TASK | In the entries below, identify every line with the string "name" and copy it.

Figure dataset records:
──────

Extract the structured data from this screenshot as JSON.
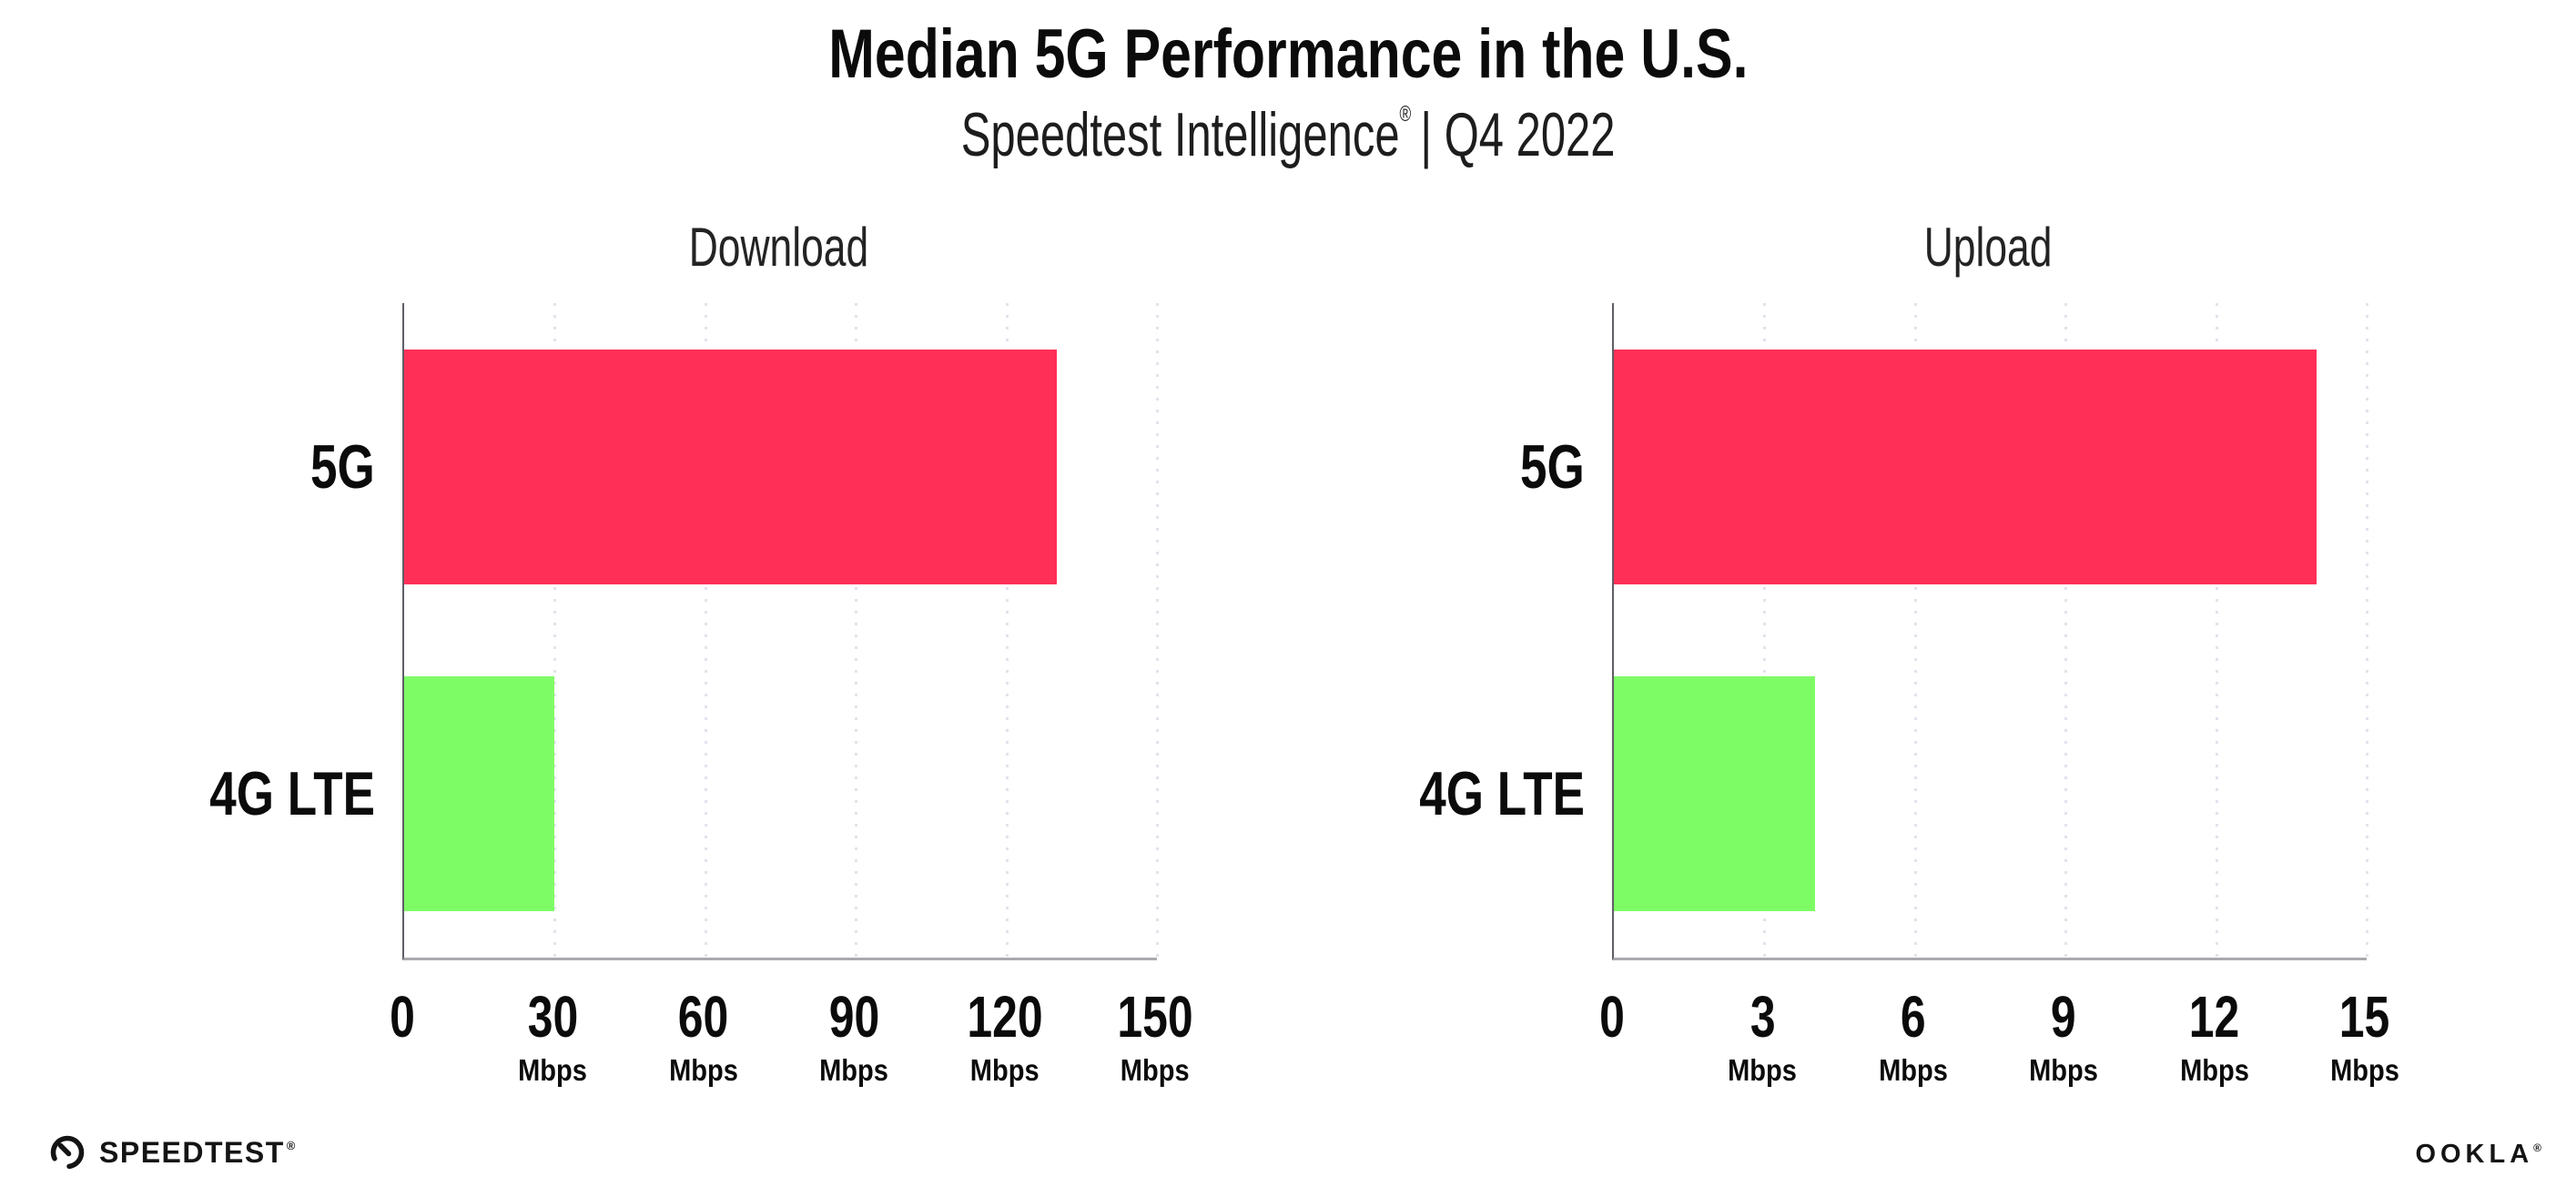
{
  "header": {
    "title": "Median 5G Performance in the U.S.",
    "subtitle_brand": "Speedtest Intelligence",
    "subtitle_reg": "®",
    "subtitle_rest": "| Q4 2022"
  },
  "chart_data": [
    {
      "type": "bar",
      "orientation": "horizontal",
      "title": "Download",
      "categories": [
        "5G",
        "4G LTE"
      ],
      "values": [
        130,
        30
      ],
      "unit": "Mbps",
      "xlim": [
        0,
        150
      ],
      "xticks": [
        0,
        30,
        60,
        90,
        120,
        150
      ],
      "bar_colors": [
        "#FF2F58",
        "#7EFC66"
      ],
      "grid": "vertical-dotted",
      "legend": "none",
      "value_labels": "none"
    },
    {
      "type": "bar",
      "orientation": "horizontal",
      "title": "Upload",
      "categories": [
        "5G",
        "4G LTE"
      ],
      "values": [
        14,
        4
      ],
      "unit": "Mbps",
      "xlim": [
        0,
        15
      ],
      "xticks": [
        0,
        3,
        6,
        9,
        12,
        15
      ],
      "bar_colors": [
        "#FF2F58",
        "#7EFC66"
      ],
      "grid": "vertical-dotted",
      "legend": "none",
      "value_labels": "none"
    }
  ],
  "footer": {
    "speedtest_label": "SPEEDTEST",
    "speedtest_reg": "®",
    "ookla_label": "OOKLA",
    "ookla_reg": "®"
  },
  "colors": {
    "bar_5g": "#FF2F58",
    "bar_4g_lte": "#7EFC66",
    "axis_y": "#5E5E66",
    "axis_x": "#A9A9AE",
    "gridline": "#E2E2EC",
    "text": "#0B0B0B",
    "background": "#FFFFFF"
  }
}
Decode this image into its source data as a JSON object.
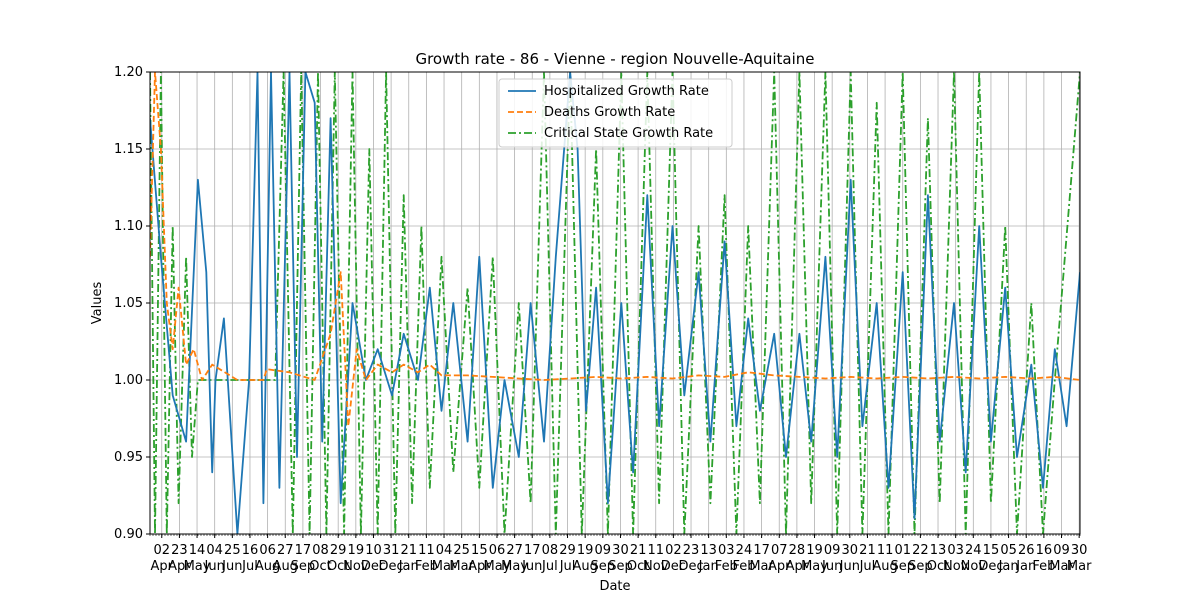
{
  "chart_data": {
    "type": "line",
    "title": "Growth rate - 86 - Vienne - region Nouvelle-Aquitaine",
    "xlabel": "Date",
    "ylabel": "Values",
    "ylim": [
      0.9,
      1.2
    ],
    "yticks": [
      "0.90",
      "0.95",
      "1.00",
      "1.05",
      "1.10",
      "1.15",
      "1.20"
    ],
    "grid": true,
    "legend_position": "top-center",
    "x_start": "2020-03-19",
    "x_end": "2023-03-31",
    "xticks": [
      {
        "day": "02",
        "month": "Apr"
      },
      {
        "day": "23",
        "month": "Apr"
      },
      {
        "day": "14",
        "month": "May"
      },
      {
        "day": "04",
        "month": "Jun"
      },
      {
        "day": "25",
        "month": "Jun"
      },
      {
        "day": "16",
        "month": "Jul"
      },
      {
        "day": "06",
        "month": "Aug"
      },
      {
        "day": "27",
        "month": "Aug"
      },
      {
        "day": "17",
        "month": "Sep"
      },
      {
        "day": "08",
        "month": "Oct"
      },
      {
        "day": "29",
        "month": "Oct"
      },
      {
        "day": "19",
        "month": "Nov"
      },
      {
        "day": "10",
        "month": "Dec"
      },
      {
        "day": "31",
        "month": "Dec"
      },
      {
        "day": "21",
        "month": "Jan"
      },
      {
        "day": "11",
        "month": "Feb"
      },
      {
        "day": "04",
        "month": "Mar"
      },
      {
        "day": "25",
        "month": "Mar"
      },
      {
        "day": "15",
        "month": "Apr"
      },
      {
        "day": "06",
        "month": "May"
      },
      {
        "day": "27",
        "month": "May"
      },
      {
        "day": "17",
        "month": "Jun"
      },
      {
        "day": "08",
        "month": "Jul"
      },
      {
        "day": "29",
        "month": "Jul"
      },
      {
        "day": "19",
        "month": "Aug"
      },
      {
        "day": "09",
        "month": "Sep"
      },
      {
        "day": "30",
        "month": "Sep"
      },
      {
        "day": "21",
        "month": "Oct"
      },
      {
        "day": "11",
        "month": "Nov"
      },
      {
        "day": "02",
        "month": "Dec"
      },
      {
        "day": "23",
        "month": "Dec"
      },
      {
        "day": "13",
        "month": "Jan"
      },
      {
        "day": "03",
        "month": "Feb"
      },
      {
        "day": "24",
        "month": "Feb"
      },
      {
        "day": "17",
        "month": "Mar"
      },
      {
        "day": "07",
        "month": "Apr"
      },
      {
        "day": "28",
        "month": "Apr"
      },
      {
        "day": "19",
        "month": "May"
      },
      {
        "day": "09",
        "month": "Jun"
      },
      {
        "day": "30",
        "month": "Jun"
      },
      {
        "day": "21",
        "month": "Jul"
      },
      {
        "day": "11",
        "month": "Aug"
      },
      {
        "day": "01",
        "month": "Sep"
      },
      {
        "day": "22",
        "month": "Sep"
      },
      {
        "day": "13",
        "month": "Oct"
      },
      {
        "day": "03",
        "month": "Nov"
      },
      {
        "day": "24",
        "month": "Nov"
      },
      {
        "day": "15",
        "month": "Dec"
      },
      {
        "day": "05",
        "month": "Jan"
      },
      {
        "day": "26",
        "month": "Jan"
      },
      {
        "day": "16",
        "month": "Feb"
      },
      {
        "day": "09",
        "month": "Mar"
      },
      {
        "day": "30",
        "month": "Mar"
      }
    ],
    "series": [
      {
        "name": "Hospitalized Growth Rate",
        "color": "#1f77b4",
        "dash": "solid",
        "x": [
          "2020-03-19",
          "2020-04-01",
          "2020-04-15",
          "2020-05-01",
          "2020-05-15",
          "2020-05-25",
          "2020-06-01",
          "2020-06-05",
          "2020-06-15",
          "2020-07-01",
          "2020-07-15",
          "2020-07-25",
          "2020-08-01",
          "2020-08-10",
          "2020-08-20",
          "2020-09-01",
          "2020-09-10",
          "2020-09-20",
          "2020-10-01",
          "2020-10-10",
          "2020-10-20",
          "2020-11-01",
          "2020-11-15",
          "2020-12-01",
          "2020-12-15",
          "2021-01-01",
          "2021-01-15",
          "2021-02-01",
          "2021-02-15",
          "2021-03-01",
          "2021-03-15",
          "2021-04-01",
          "2021-04-15",
          "2021-05-01",
          "2021-05-15",
          "2021-06-01",
          "2021-06-15",
          "2021-07-01",
          "2021-07-15",
          "2021-08-01",
          "2021-08-10",
          "2021-08-20",
          "2021-09-01",
          "2021-09-15",
          "2021-10-01",
          "2021-10-15",
          "2021-11-01",
          "2021-11-15",
          "2021-12-01",
          "2021-12-15",
          "2022-01-01",
          "2022-01-15",
          "2022-02-01",
          "2022-02-15",
          "2022-03-01",
          "2022-03-15",
          "2022-04-01",
          "2022-04-15",
          "2022-05-01",
          "2022-05-15",
          "2022-06-01",
          "2022-06-15",
          "2022-07-01",
          "2022-07-15",
          "2022-08-01",
          "2022-08-15",
          "2022-09-01",
          "2022-09-15",
          "2022-10-01",
          "2022-10-15",
          "2022-11-01",
          "2022-11-15",
          "2022-12-01",
          "2022-12-15",
          "2023-01-01",
          "2023-01-15",
          "2023-02-01",
          "2023-02-15",
          "2023-03-01",
          "2023-03-15",
          "2023-03-31"
        ],
        "values": [
          1.17,
          1.08,
          0.99,
          0.96,
          1.13,
          1.07,
          0.94,
          1.0,
          1.04,
          0.9,
          1.0,
          1.2,
          0.92,
          1.2,
          0.93,
          1.2,
          0.95,
          1.2,
          1.18,
          0.96,
          1.17,
          0.92,
          1.05,
          1.0,
          1.02,
          0.99,
          1.03,
          1.0,
          1.06,
          0.98,
          1.05,
          0.96,
          1.08,
          0.93,
          1.0,
          0.95,
          1.05,
          0.96,
          1.08,
          1.2,
          1.15,
          0.98,
          1.06,
          0.92,
          1.05,
          0.94,
          1.12,
          0.97,
          1.1,
          0.99,
          1.07,
          0.96,
          1.09,
          0.97,
          1.04,
          0.98,
          1.03,
          0.95,
          1.03,
          0.96,
          1.08,
          0.95,
          1.13,
          0.97,
          1.05,
          0.93,
          1.07,
          0.91,
          1.12,
          0.96,
          1.05,
          0.94,
          1.1,
          0.96,
          1.06,
          0.95,
          1.01,
          0.93,
          1.02,
          0.97,
          1.07
        ]
      },
      {
        "name": "Deaths Growth Rate",
        "color": "#ff7f0e",
        "dash": "dashed",
        "x": [
          "2020-03-19",
          "2020-03-25",
          "2020-04-01",
          "2020-04-08",
          "2020-04-15",
          "2020-04-22",
          "2020-05-01",
          "2020-05-10",
          "2020-05-20",
          "2020-06-01",
          "2020-07-01",
          "2020-08-01",
          "2020-08-05",
          "2020-09-01",
          "2020-10-01",
          "2020-10-20",
          "2020-11-01",
          "2020-11-10",
          "2020-11-20",
          "2020-12-01",
          "2020-12-15",
          "2021-01-01",
          "2021-01-15",
          "2021-02-01",
          "2021-02-15",
          "2021-03-01",
          "2021-04-01",
          "2021-05-01",
          "2021-06-01",
          "2021-07-01",
          "2021-08-01",
          "2021-09-01",
          "2021-10-01",
          "2021-11-01",
          "2021-12-01",
          "2022-01-01",
          "2022-02-01",
          "2022-03-01",
          "2022-04-01",
          "2022-05-01",
          "2022-06-01",
          "2022-07-01",
          "2022-08-01",
          "2022-09-01",
          "2022-10-01",
          "2022-11-01",
          "2022-12-01",
          "2023-01-01",
          "2023-02-01",
          "2023-03-01",
          "2023-03-31"
        ],
        "values": [
          1.08,
          1.2,
          1.15,
          1.05,
          1.02,
          1.06,
          1.01,
          1.02,
          1.0,
          1.01,
          1.0,
          1.0,
          1.007,
          1.005,
          1.0,
          1.03,
          1.07,
          0.97,
          1.02,
          1.0,
          1.01,
          1.005,
          1.01,
          1.005,
          1.01,
          1.003,
          1.003,
          1.002,
          1.001,
          1.0,
          1.001,
          1.002,
          1.001,
          1.002,
          1.001,
          1.003,
          1.002,
          1.005,
          1.003,
          1.002,
          1.001,
          1.002,
          1.001,
          1.002,
          1.001,
          1.002,
          1.001,
          1.002,
          1.001,
          1.002,
          1.0
        ]
      },
      {
        "name": "Critical State Growth Rate",
        "color": "#2ca02c",
        "dash": "dashdot",
        "x": [
          "2020-03-19",
          "2020-03-25",
          "2020-04-01",
          "2020-04-08",
          "2020-04-15",
          "2020-04-22",
          "2020-05-01",
          "2020-05-08",
          "2020-05-15",
          "2020-06-01",
          "2020-07-01",
          "2020-08-01",
          "2020-08-15",
          "2020-08-25",
          "2020-09-05",
          "2020-09-15",
          "2020-09-25",
          "2020-10-05",
          "2020-10-15",
          "2020-10-25",
          "2020-11-05",
          "2020-11-15",
          "2020-11-25",
          "2020-12-05",
          "2020-12-15",
          "2020-12-25",
          "2021-01-05",
          "2021-01-15",
          "2021-01-25",
          "2021-02-05",
          "2021-02-15",
          "2021-03-01",
          "2021-03-15",
          "2021-04-01",
          "2021-04-15",
          "2021-05-01",
          "2021-05-15",
          "2021-06-01",
          "2021-06-15",
          "2021-07-01",
          "2021-07-15",
          "2021-08-01",
          "2021-08-15",
          "2021-09-01",
          "2021-09-15",
          "2021-10-01",
          "2021-10-15",
          "2021-11-01",
          "2021-11-15",
          "2021-12-01",
          "2021-12-15",
          "2022-01-01",
          "2022-01-15",
          "2022-02-01",
          "2022-02-15",
          "2022-03-01",
          "2022-03-15",
          "2022-04-01",
          "2022-04-15",
          "2022-05-01",
          "2022-05-15",
          "2022-06-01",
          "2022-06-15",
          "2022-07-01",
          "2022-07-15",
          "2022-08-01",
          "2022-08-15",
          "2022-09-01",
          "2022-09-15",
          "2022-10-01",
          "2022-10-15",
          "2022-11-01",
          "2022-11-15",
          "2022-12-01",
          "2022-12-15",
          "2023-01-01",
          "2023-01-15",
          "2023-02-01",
          "2023-02-15",
          "2023-03-01",
          "2023-03-31"
        ],
        "values": [
          1.2,
          0.9,
          1.2,
          0.9,
          1.1,
          0.92,
          1.08,
          0.95,
          1.0,
          1.0,
          1.0,
          1.0,
          1.0,
          1.2,
          0.9,
          1.2,
          0.9,
          1.2,
          0.9,
          1.2,
          0.9,
          1.2,
          0.9,
          1.15,
          0.9,
          1.2,
          0.9,
          1.12,
          0.92,
          1.1,
          0.93,
          1.08,
          0.94,
          1.06,
          0.93,
          1.08,
          0.9,
          1.05,
          0.92,
          1.2,
          0.9,
          1.2,
          0.9,
          1.15,
          0.9,
          1.2,
          0.9,
          1.2,
          0.92,
          1.2,
          0.9,
          1.1,
          0.92,
          1.12,
          0.9,
          1.1,
          0.92,
          1.2,
          0.9,
          1.2,
          0.92,
          1.2,
          0.9,
          1.2,
          0.9,
          1.18,
          0.9,
          1.2,
          0.9,
          1.17,
          0.92,
          1.2,
          0.9,
          1.2,
          0.92,
          1.1,
          0.9,
          1.05,
          0.9,
          1.0,
          1.2
        ]
      }
    ]
  }
}
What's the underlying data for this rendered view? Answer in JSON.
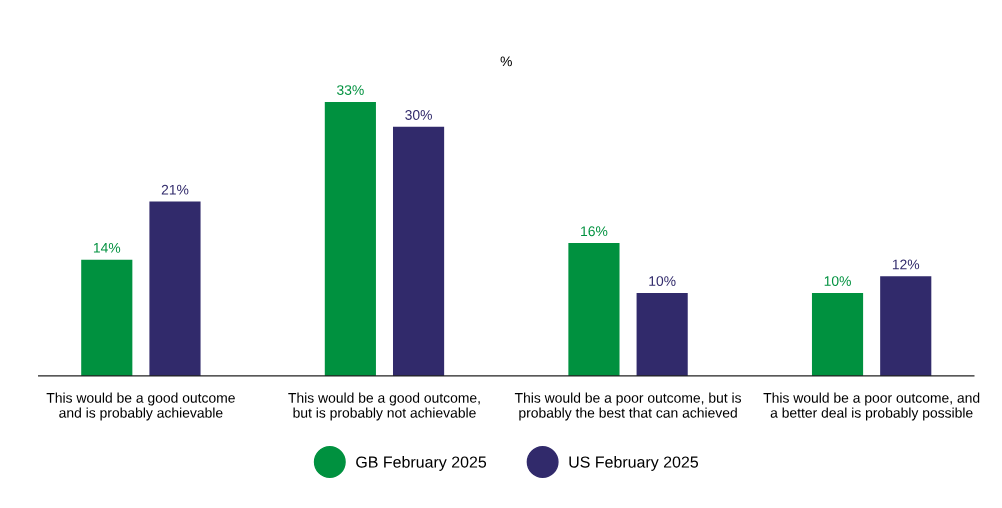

──────

TASK RESULT |
        "name": "Hospitalized Growth Rate",
        "name": "Deaths Growth Rate",
        "name": "Critical State Growth Rate",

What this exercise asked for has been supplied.